─── Records for the task

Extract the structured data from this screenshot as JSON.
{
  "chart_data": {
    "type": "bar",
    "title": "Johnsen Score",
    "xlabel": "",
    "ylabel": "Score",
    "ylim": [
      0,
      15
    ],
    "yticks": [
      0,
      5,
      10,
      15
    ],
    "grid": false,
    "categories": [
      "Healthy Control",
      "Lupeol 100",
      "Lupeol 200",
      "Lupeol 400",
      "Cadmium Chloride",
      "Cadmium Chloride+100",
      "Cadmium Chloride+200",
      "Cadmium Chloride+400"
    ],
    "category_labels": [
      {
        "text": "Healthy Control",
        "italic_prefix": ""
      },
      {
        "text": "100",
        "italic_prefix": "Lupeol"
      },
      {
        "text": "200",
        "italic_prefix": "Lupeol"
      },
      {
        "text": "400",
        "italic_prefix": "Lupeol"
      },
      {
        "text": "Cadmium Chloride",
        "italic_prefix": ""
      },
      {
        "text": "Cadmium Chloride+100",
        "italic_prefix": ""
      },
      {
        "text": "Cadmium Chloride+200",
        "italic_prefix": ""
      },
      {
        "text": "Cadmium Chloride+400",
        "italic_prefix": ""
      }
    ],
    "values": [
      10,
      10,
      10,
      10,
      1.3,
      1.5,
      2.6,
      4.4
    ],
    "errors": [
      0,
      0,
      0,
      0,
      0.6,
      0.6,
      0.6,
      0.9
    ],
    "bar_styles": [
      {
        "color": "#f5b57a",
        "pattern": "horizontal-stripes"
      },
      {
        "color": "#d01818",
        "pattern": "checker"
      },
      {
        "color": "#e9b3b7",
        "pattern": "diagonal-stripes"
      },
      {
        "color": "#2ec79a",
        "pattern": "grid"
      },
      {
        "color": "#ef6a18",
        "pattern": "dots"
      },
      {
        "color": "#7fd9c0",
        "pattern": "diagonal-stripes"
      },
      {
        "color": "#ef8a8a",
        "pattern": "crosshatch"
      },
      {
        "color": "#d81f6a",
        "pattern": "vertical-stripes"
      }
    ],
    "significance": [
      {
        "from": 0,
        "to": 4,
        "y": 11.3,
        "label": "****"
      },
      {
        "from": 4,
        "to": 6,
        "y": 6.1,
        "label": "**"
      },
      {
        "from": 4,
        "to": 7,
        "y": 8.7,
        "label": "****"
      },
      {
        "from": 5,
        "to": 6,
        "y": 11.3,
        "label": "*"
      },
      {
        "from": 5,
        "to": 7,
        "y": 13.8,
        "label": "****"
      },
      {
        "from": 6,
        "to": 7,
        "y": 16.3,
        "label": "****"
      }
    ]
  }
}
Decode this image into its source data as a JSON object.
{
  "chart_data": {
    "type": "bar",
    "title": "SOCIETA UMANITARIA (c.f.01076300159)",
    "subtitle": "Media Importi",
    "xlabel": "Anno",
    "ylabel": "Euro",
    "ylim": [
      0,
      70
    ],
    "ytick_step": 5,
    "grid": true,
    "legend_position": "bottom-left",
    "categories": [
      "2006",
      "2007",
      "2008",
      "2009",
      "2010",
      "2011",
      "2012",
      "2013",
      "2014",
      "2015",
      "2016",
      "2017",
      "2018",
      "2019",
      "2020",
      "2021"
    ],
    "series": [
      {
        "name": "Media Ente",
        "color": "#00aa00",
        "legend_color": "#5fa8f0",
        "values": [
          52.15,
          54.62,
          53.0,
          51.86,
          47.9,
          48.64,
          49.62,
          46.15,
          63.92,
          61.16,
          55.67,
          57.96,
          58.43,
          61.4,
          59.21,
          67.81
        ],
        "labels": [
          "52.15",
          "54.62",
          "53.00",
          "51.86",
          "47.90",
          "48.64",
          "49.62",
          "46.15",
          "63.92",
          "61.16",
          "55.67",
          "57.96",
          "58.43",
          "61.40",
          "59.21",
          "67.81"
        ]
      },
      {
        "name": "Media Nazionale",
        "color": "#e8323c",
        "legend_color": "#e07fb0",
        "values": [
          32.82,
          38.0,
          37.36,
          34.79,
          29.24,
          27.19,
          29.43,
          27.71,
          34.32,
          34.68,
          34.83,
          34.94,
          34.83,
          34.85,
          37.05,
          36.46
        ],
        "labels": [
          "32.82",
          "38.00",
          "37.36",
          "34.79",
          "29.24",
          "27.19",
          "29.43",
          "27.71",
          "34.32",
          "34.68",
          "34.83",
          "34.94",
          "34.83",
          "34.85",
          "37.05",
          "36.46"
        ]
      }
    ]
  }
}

──────

■ **Goal**
Please output every record, keeping each line exact.

■ **Solution for this problem**
Extract the structured data from this screenshot as JSON.
{
  "chart_data": {
    "type": "bar",
    "title": "Johnsen Score",
    "xlabel": "",
    "ylabel": "Score",
    "ylim": [
      0,
      15
    ],
    "yticks": [
      0,
      5,
      10,
      15
    ],
    "grid": false,
    "categories": [
      "Healthy Control",
      "Lupeol 100",
      "Lupeol 200",
      "Lupeol 400",
      "Cadmium Chloride",
      "Cadmium Chloride+100",
      "Cadmium Chloride+200",
      "Cadmium Chloride+400"
    ],
    "category_labels": [
      {
        "text": "Healthy Control",
        "italic_prefix": ""
      },
      {
        "text": "100",
        "italic_prefix": "Lupeol"
      },
      {
        "text": "200",
        "italic_prefix": "Lupeol"
      },
      {
        "text": "400",
        "italic_prefix": "Lupeol"
      },
      {
        "text": "Cadmium Chloride",
        "italic_prefix": ""
      },
      {
        "text": "Cadmium Chloride+100",
        "italic_prefix": ""
      },
      {
        "text": "Cadmium Chloride+200",
        "italic_prefix": ""
      },
      {
        "text": "Cadmium Chloride+400",
        "italic_prefix": ""
      }
    ],
    "values": [
      10,
      10,
      10,
      10,
      1.3,
      1.5,
      2.6,
      4.4
    ],
    "errors": [
      0,
      0,
      0,
      0,
      0.6,
      0.6,
      0.6,
      0.9
    ],
    "bar_styles": [
      {
        "color": "#f5b57a",
        "pattern": "horizontal-stripes"
      },
      {
        "color": "#d01818",
        "pattern": "checker"
      },
      {
        "color": "#e9b3b7",
        "pattern": "diagonal-stripes"
      },
      {
        "color": "#2ec79a",
        "pattern": "grid"
      },
      {
        "color": "#ef6a18",
        "pattern": "dots"
      },
      {
        "color": "#7fd9c0",
        "pattern": "diagonal-stripes"
      },
      {
        "color": "#ef8a8a",
        "pattern": "crosshatch"
      },
      {
        "color": "#d81f6a",
        "pattern": "vertical-stripes"
      }
    ],
    "significance": [
      {
        "from": 0,
        "to": 4,
        "y": 11.3,
        "label": "****"
      },
      {
        "from": 4,
        "to": 6,
        "y": 6.1,
        "label": "**"
      },
      {
        "from": 4,
        "to": 7,
        "y": 8.7,
        "label": "****"
      },
      {
        "from": 5,
        "to": 6,
        "y": 11.3,
        "label": "*"
      },
      {
        "from": 5,
        "to": 7,
        "y": 13.8,
        "label": "****"
      },
      {
        "from": 6,
        "to": 7,
        "y": 16.3,
        "label": "****"
      }
    ]
  }
}
Decode this image into its source data as a JSON object.
{
  "chart_data": {
    "type": "bar",
    "title": "SOCIETA UMANITARIA (c.f.01076300159)",
    "subtitle": "Media Importi",
    "xlabel": "Anno",
    "ylabel": "Euro",
    "ylim": [
      0,
      70
    ],
    "ytick_step": 5,
    "grid": true,
    "legend_position": "bottom-left",
    "categories": [
      "2006",
      "2007",
      "2008",
      "2009",
      "2010",
      "2011",
      "2012",
      "2013",
      "2014",
      "2015",
      "2016",
      "2017",
      "2018",
      "2019",
      "2020",
      "2021"
    ],
    "series": [
      {
        "name": "Media Ente",
        "color": "#00aa00",
        "legend_color": "#5fa8f0",
        "values": [
          52.15,
          54.62,
          53.0,
          51.86,
          47.9,
          48.64,
          49.62,
          46.15,
          63.92,
          61.16,
          55.67,
          57.96,
          58.43,
          61.4,
          59.21,
          67.81
        ],
        "labels": [
          "52.15",
          "54.62",
          "53.00",
          "51.86",
          "47.90",
          "48.64",
          "49.62",
          "46.15",
          "63.92",
          "61.16",
          "55.67",
          "57.96",
          "58.43",
          "61.40",
          "59.21",
          "67.81"
        ]
      },
      {
        "name": "Media Nazionale",
        "color": "#e8323c",
        "legend_color": "#e07fb0",
        "values": [
          32.82,
          38.0,
          37.36,
          34.79,
          29.24,
          27.19,
          29.43,
          27.71,
          34.32,
          34.68,
          34.83,
          34.94,
          34.83,
          34.85,
          37.05,
          36.46
        ],
        "labels": [
          "32.82",
          "38.00",
          "37.36",
          "34.79",
          "29.24",
          "27.19",
          "29.43",
          "27.71",
          "34.32",
          "34.68",
          "34.83",
          "34.94",
          "34.83",
          "34.85",
          "37.05",
          "36.46"
        ]
      }
    ]
  }
}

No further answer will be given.